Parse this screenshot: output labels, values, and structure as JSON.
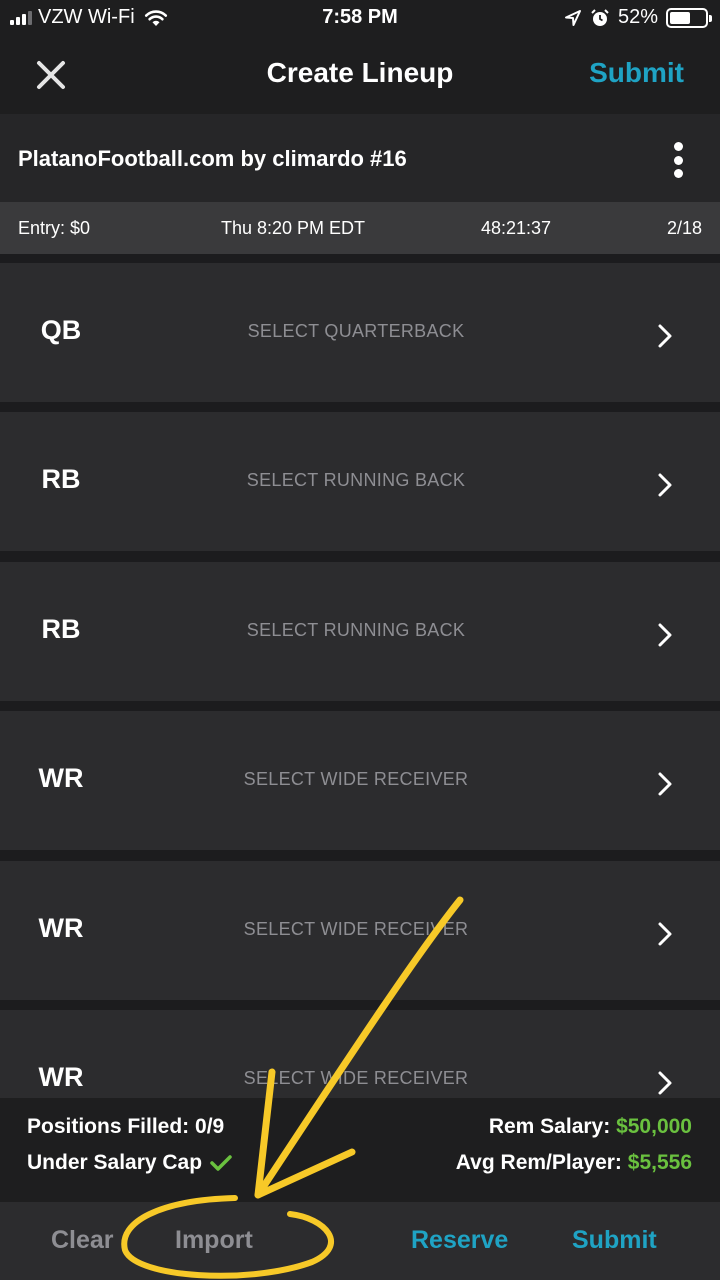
{
  "status_bar": {
    "carrier": "VZW Wi-Fi",
    "time": "7:58 PM",
    "battery": "52%"
  },
  "nav": {
    "title": "Create Lineup",
    "submit_label": "Submit"
  },
  "contest": {
    "name": "PlatanoFootball.com by climardo #16"
  },
  "info": {
    "entry": "Entry: $0",
    "start": "Thu 8:20 PM EDT",
    "countdown": "48:21:37",
    "entries": "2/18"
  },
  "positions": [
    {
      "pos": "QB",
      "prompt": "SELECT QUARTERBACK"
    },
    {
      "pos": "RB",
      "prompt": "SELECT RUNNING BACK"
    },
    {
      "pos": "RB",
      "prompt": "SELECT RUNNING BACK"
    },
    {
      "pos": "WR",
      "prompt": "SELECT WIDE RECEIVER"
    },
    {
      "pos": "WR",
      "prompt": "SELECT WIDE RECEIVER"
    },
    {
      "pos": "WR",
      "prompt": "SELECT WIDE RECEIVER"
    }
  ],
  "summary": {
    "positions_filled": "Positions Filled: 0/9",
    "salary_cap": "Under Salary Cap",
    "rem_salary_label": "Rem Salary:",
    "rem_salary_value": "$50,000",
    "avg_label": "Avg Rem/Player:",
    "avg_value": "$5,556"
  },
  "toolbar": {
    "clear": "Clear",
    "import": "Import",
    "reserve": "Reserve",
    "submit": "Submit"
  },
  "colors": {
    "accent": "#1fa3c4",
    "success": "#6ac13f",
    "annotation": "#f7c928"
  }
}
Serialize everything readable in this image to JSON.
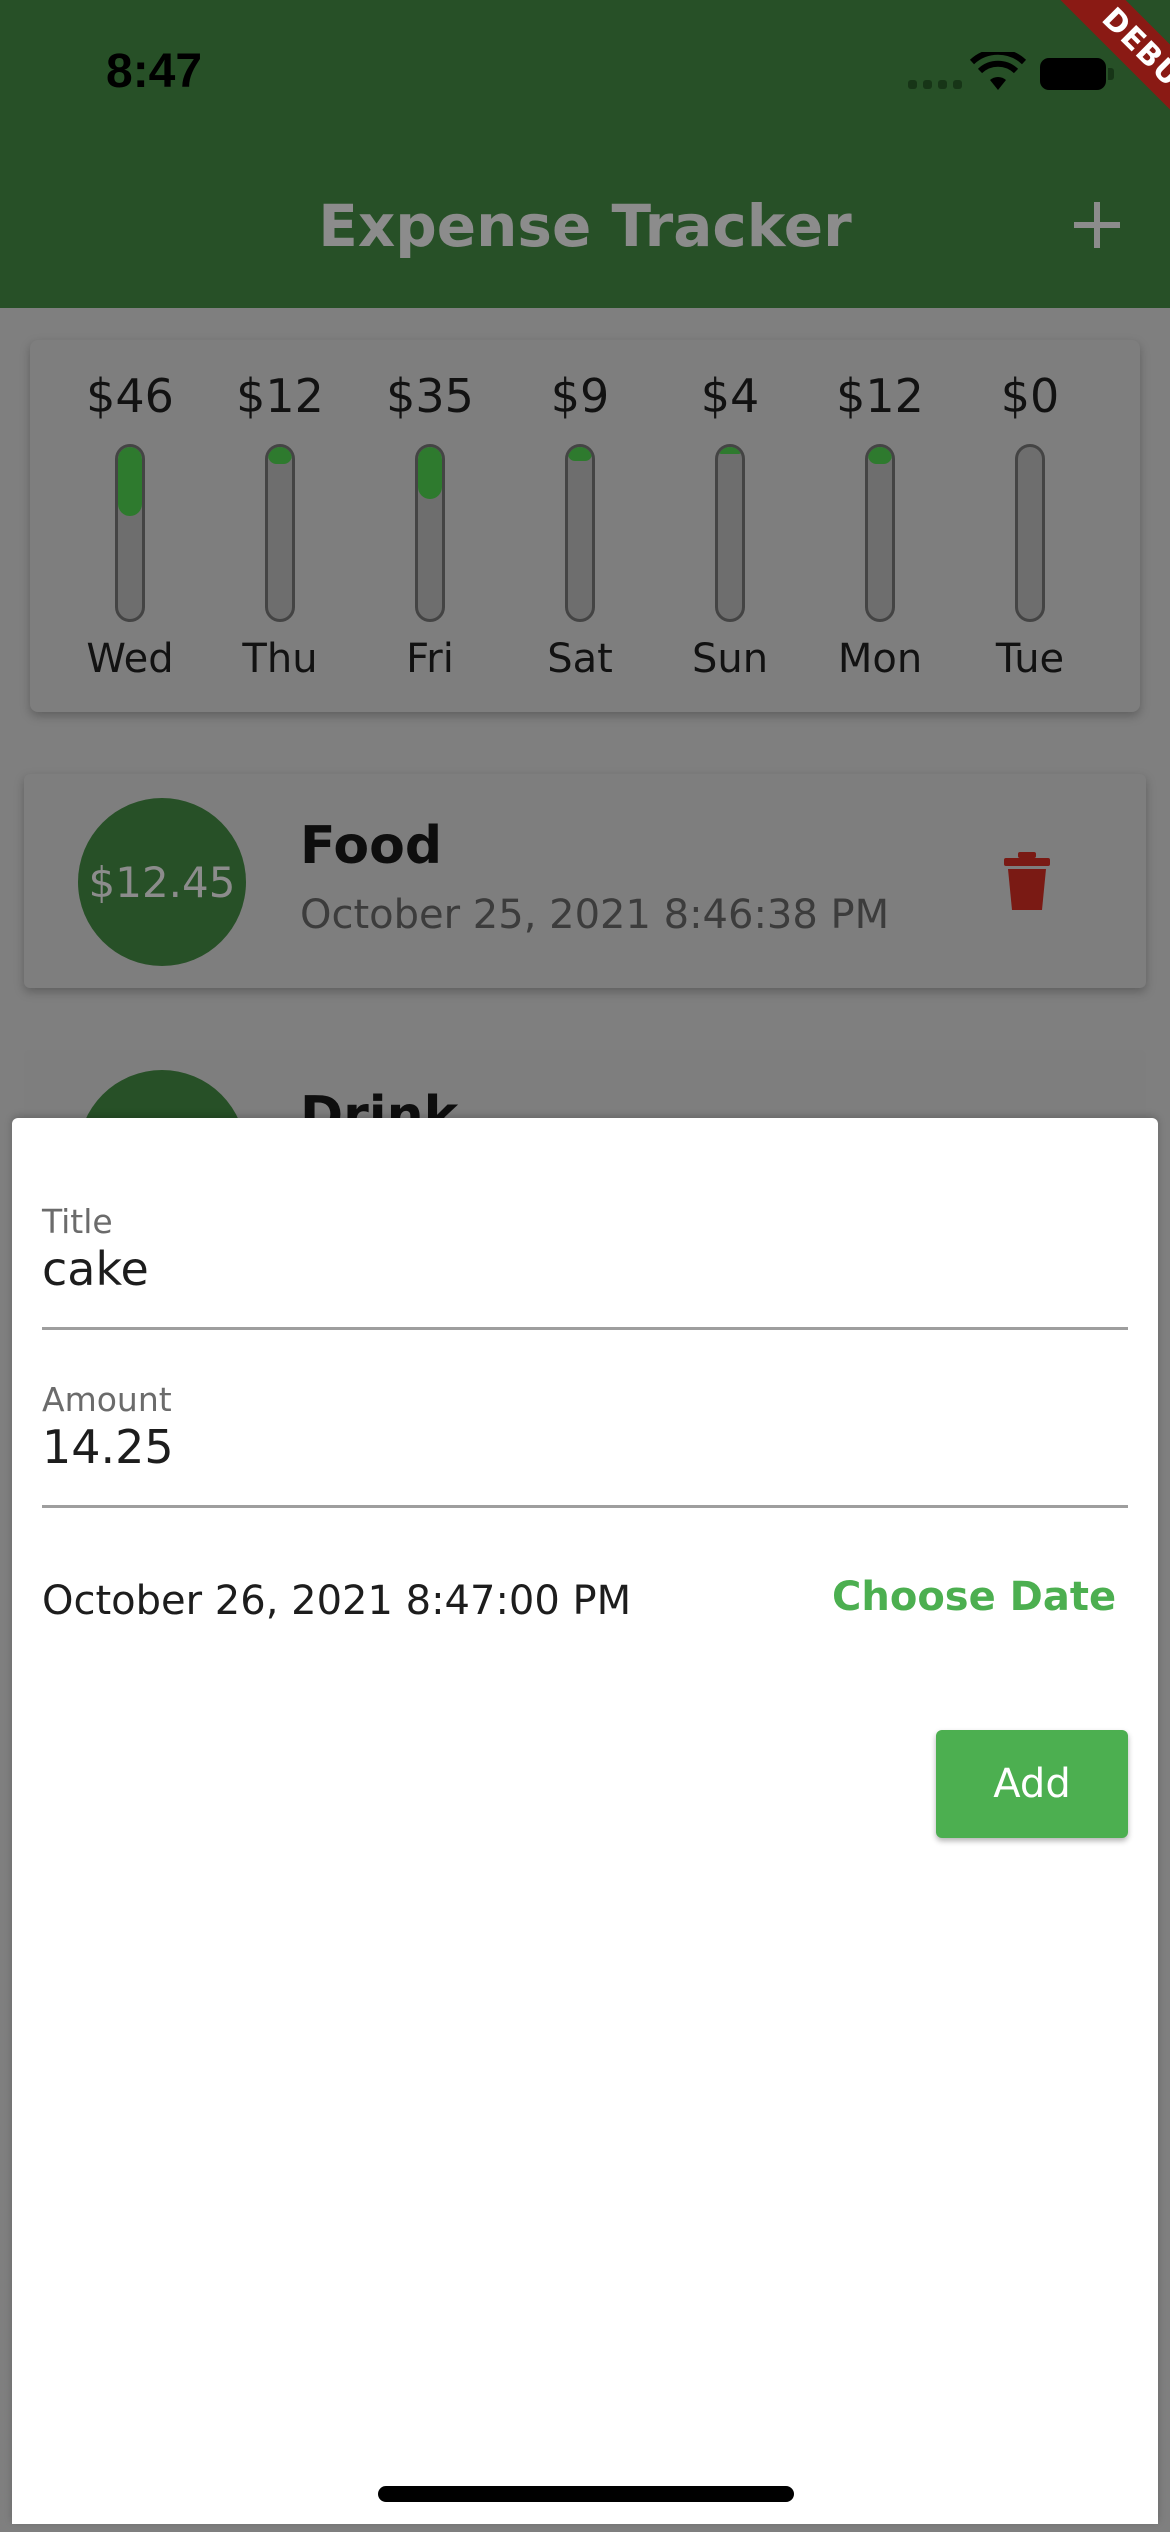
{
  "status_bar": {
    "time": "8:47"
  },
  "debug_banner": "DEBUG",
  "app_bar": {
    "title": "Expense Tracker",
    "add_icon": "plus-icon"
  },
  "chart": {
    "days": [
      {
        "amount": "$46",
        "day": "Wed",
        "fill_fraction": 0.4
      },
      {
        "amount": "$12",
        "day": "Thu",
        "fill_fraction": 0.1
      },
      {
        "amount": "$35",
        "day": "Fri",
        "fill_fraction": 0.3
      },
      {
        "amount": "$9",
        "day": "Sat",
        "fill_fraction": 0.08
      },
      {
        "amount": "$4",
        "day": "Sun",
        "fill_fraction": 0.04
      },
      {
        "amount": "$12",
        "day": "Mon",
        "fill_fraction": 0.1
      },
      {
        "amount": "$0",
        "day": "Tue",
        "fill_fraction": 0.0
      }
    ],
    "fill_color": "#2e7a2e"
  },
  "transactions": [
    {
      "amount": "$12.45",
      "title": "Food",
      "date": "October 25, 2021 8:46:38 PM",
      "delete_icon": "trash-icon"
    },
    {
      "amount": "",
      "title": "Drink",
      "date": ""
    }
  ],
  "new_transaction": {
    "title_label": "Title",
    "title_value": "cake",
    "amount_label": "Amount",
    "amount_value": "14.25",
    "chosen_date": "October 26, 2021 8:47:00 PM",
    "choose_date_label": "Choose Date",
    "add_label": "Add"
  },
  "colors": {
    "primary": "#275027",
    "accent": "#4caf50",
    "danger": "#8a1a14"
  }
}
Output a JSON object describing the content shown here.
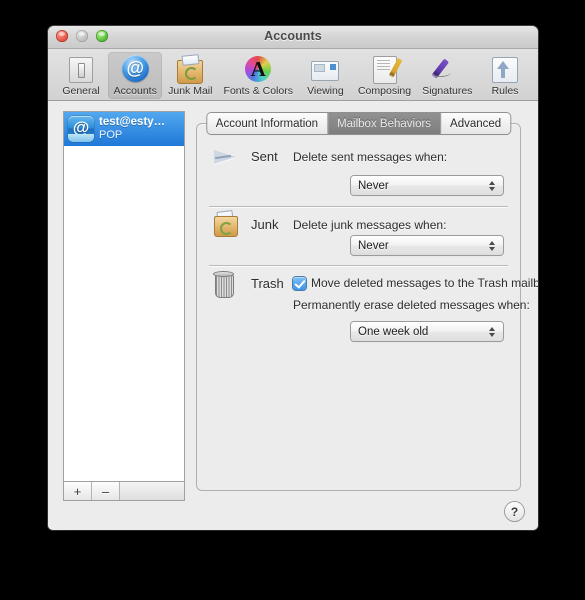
{
  "window": {
    "title": "Accounts",
    "traffic_lights": [
      "close-button",
      "minimize-button",
      "zoom-button"
    ]
  },
  "toolbar": {
    "items": [
      {
        "label": "General",
        "icon": "lightswitch-icon",
        "selected": false
      },
      {
        "label": "Accounts",
        "icon": "at-sign-icon",
        "selected": true
      },
      {
        "label": "Junk Mail",
        "icon": "junk-bag-icon",
        "selected": false
      },
      {
        "label": "Fonts & Colors",
        "icon": "color-wheel-a-icon",
        "selected": false
      },
      {
        "label": "Viewing",
        "icon": "viewing-icon",
        "selected": false
      },
      {
        "label": "Composing",
        "icon": "compose-pencil-icon",
        "selected": false
      },
      {
        "label": "Signatures",
        "icon": "signature-pen-icon",
        "selected": false
      },
      {
        "label": "Rules",
        "icon": "rules-arrows-icon",
        "selected": false
      }
    ]
  },
  "account_list": {
    "accounts": [
      {
        "name": "test@esty…",
        "type": "POP",
        "icon": "at-sign-account-icon",
        "selected": true
      }
    ],
    "add_label": "+",
    "remove_label": "–"
  },
  "tabs": [
    {
      "label": "Account Information",
      "active": false
    },
    {
      "label": "Mailbox Behaviors",
      "active": true
    },
    {
      "label": "Advanced",
      "active": false
    }
  ],
  "sections": {
    "sent": {
      "title": "Sent",
      "icon": "paper-plane-icon",
      "label": "Delete sent messages when:",
      "popup_value": "Never"
    },
    "junk": {
      "title": "Junk",
      "icon": "junk-bag-icon",
      "label": "Delete junk messages when:",
      "popup_value": "Never"
    },
    "trash": {
      "title": "Trash",
      "icon": "trash-can-icon",
      "checkbox_label": "Move deleted messages to the Trash mailbox",
      "checkbox_checked": true,
      "label": "Permanently erase deleted messages when:",
      "popup_value": "One week old"
    }
  },
  "help": {
    "label": "?"
  },
  "colors": {
    "selection_blue": "#2f8fd8",
    "window_bg": "#ececec",
    "active_tab_bg": "#868686"
  }
}
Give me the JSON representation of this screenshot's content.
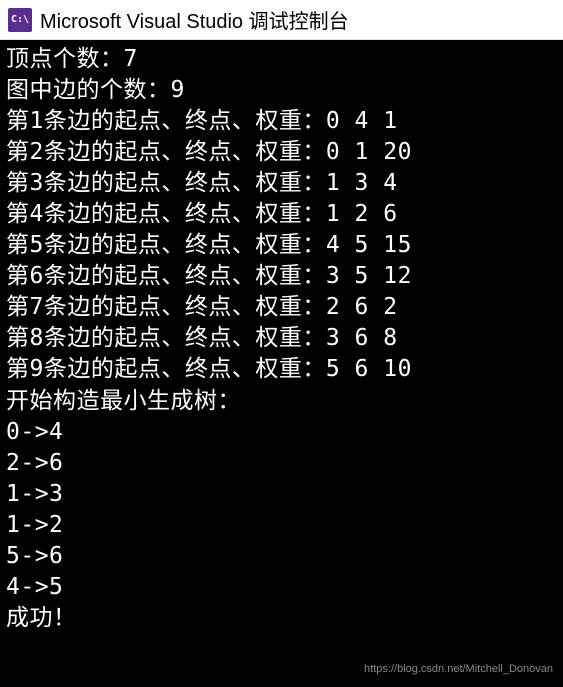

Exercise task.
Reproduce the entries above without change, omitting all pictures.

Result for this task.
Parse this screenshot: output labels, values, and structure as JSON.
{
  "status_bar": {
    "carrier": "VZW Wi-Fi",
    "time": "7:58 PM",
    "battery": "52%"
  },
  "nav": {
    "title": "Create Lineup",
    "submit_label": "Submit"
  },
  "contest": {
    "name": "PlatanoFootball.com by climardo #16"
  },
  "info": {
    "entry": "Entry: $0",
    "start": "Thu 8:20 PM EDT",
    "countdown": "48:21:37",
    "entries": "2/18"
  },
  "positions": [
    {
      "pos": "QB",
      "prompt": "SELECT QUARTERBACK"
    },
    {
      "pos": "RB",
      "prompt": "SELECT RUNNING BACK"
    },
    {
      "pos": "RB",
      "prompt": "SELECT RUNNING BACK"
    },
    {
      "pos": "WR",
      "prompt": "SELECT WIDE RECEIVER"
    },
    {
      "pos": "WR",
      "prompt": "SELECT WIDE RECEIVER"
    },
    {
      "pos": "WR",
      "prompt": "SELECT WIDE RECEIVER"
    }
  ],
  "summary": {
    "positions_filled": "Positions Filled: 0/9",
    "salary_cap": "Under Salary Cap",
    "rem_salary_label": "Rem Salary:",
    "rem_salary_value": "$50,000",
    "avg_label": "Avg Rem/Player:",
    "avg_value": "$5,556"
  },
  "toolbar": {
    "clear": "Clear",
    "import": "Import",
    "reserve": "Reserve",
    "submit": "Submit"
  },
  "colors": {
    "accent": "#1fa3c4",
    "success": "#6ac13f",
    "annotation": "#f7c928"
  }
}
Serialize everything readable in this image to JSON.
{
  "status_bar": {
    "time": "8:47"
  },
  "debug_banner": "DEBUG",
  "app_bar": {
    "title": "Expense Tracker",
    "add_icon": "plus-icon"
  },
  "chart": {
    "days": [
      {
        "amount": "$46",
        "day": "Wed",
        "fill_fraction": 0.4
      },
      {
        "amount": "$12",
        "day": "Thu",
        "fill_fraction": 0.1
      },
      {
        "amount": "$35",
        "day": "Fri",
        "fill_fraction": 0.3
      },
      {
        "amount": "$9",
        "day": "Sat",
        "fill_fraction": 0.08
      },
      {
        "amount": "$4",
        "day": "Sun",
        "fill_fraction": 0.04
      },
      {
        "amount": "$12",
        "day": "Mon",
        "fill_fraction": 0.1
      },
      {
        "amount": "$0",
        "day": "Tue",
        "fill_fraction": 0.0
      }
    ],
    "fill_color": "#2e7a2e"
  },
  "transactions": [
    {
      "amount": "$12.45",
      "title": "Food",
      "date": "October 25, 2021 8:46:38 PM",
      "delete_icon": "trash-icon"
    },
    {
      "amount": "",
      "title": "Drink",
      "date": ""
    }
  ],
  "new_transaction": {
    "title_label": "Title",
    "title_value": "cake",
    "amount_label": "Amount",
    "amount_value": "14.25",
    "chosen_date": "October 26, 2021 8:47:00 PM",
    "choose_date_label": "Choose Date",
    "add_label": "Add"
  },
  "colors": {
    "primary": "#275027",
    "accent": "#4caf50",
    "danger": "#8a1a14"
  }
}
Output a JSON object describing the content shown here.
{
  "window": {
    "title": "Accounts",
    "traffic_lights": [
      "close-button",
      "minimize-button",
      "zoom-button"
    ]
  },
  "toolbar": {
    "items": [
      {
        "label": "General",
        "icon": "lightswitch-icon",
        "selected": false
      },
      {
        "label": "Accounts",
        "icon": "at-sign-icon",
        "selected": true
      },
      {
        "label": "Junk Mail",
        "icon": "junk-bag-icon",
        "selected": false
      },
      {
        "label": "Fonts & Colors",
        "icon": "color-wheel-a-icon",
        "selected": false
      },
      {
        "label": "Viewing",
        "icon": "viewing-icon",
        "selected": false
      },
      {
        "label": "Composing",
        "icon": "compose-pencil-icon",
        "selected": false
      },
      {
        "label": "Signatures",
        "icon": "signature-pen-icon",
        "selected": false
      },
      {
        "label": "Rules",
        "icon": "rules-arrows-icon",
        "selected": false
      }
    ]
  },
  "account_list": {
    "accounts": [
      {
        "name": "test@esty…",
        "type": "POP",
        "icon": "at-sign-account-icon",
        "selected": true
      }
    ],
    "add_label": "+",
    "remove_label": "–"
  },
  "tabs": [
    {
      "label": "Account Information",
      "active": false
    },
    {
      "label": "Mailbox Behaviors",
      "active": true
    },
    {
      "label": "Advanced",
      "active": false
    }
  ],
  "sections": {
    "sent": {
      "title": "Sent",
      "icon": "paper-plane-icon",
      "label": "Delete sent messages when:",
      "popup_value": "Never"
    },
    "junk": {
      "title": "Junk",
      "icon": "junk-bag-icon",
      "label": "Delete junk messages when:",
      "popup_value": "Never"
    },
    "trash": {
      "title": "Trash",
      "icon": "trash-can-icon",
      "checkbox_label": "Move deleted messages to the Trash mailbox",
      "checkbox_checked": true,
      "label": "Permanently erase deleted messages when:",
      "popup_value": "One week old"
    }
  },
  "help": {
    "label": "?"
  },
  "colors": {
    "selection_blue": "#2f8fd8",
    "window_bg": "#ececec",
    "active_tab_bg": "#868686"
  }
}
Give me the JSON representation of this screenshot's content.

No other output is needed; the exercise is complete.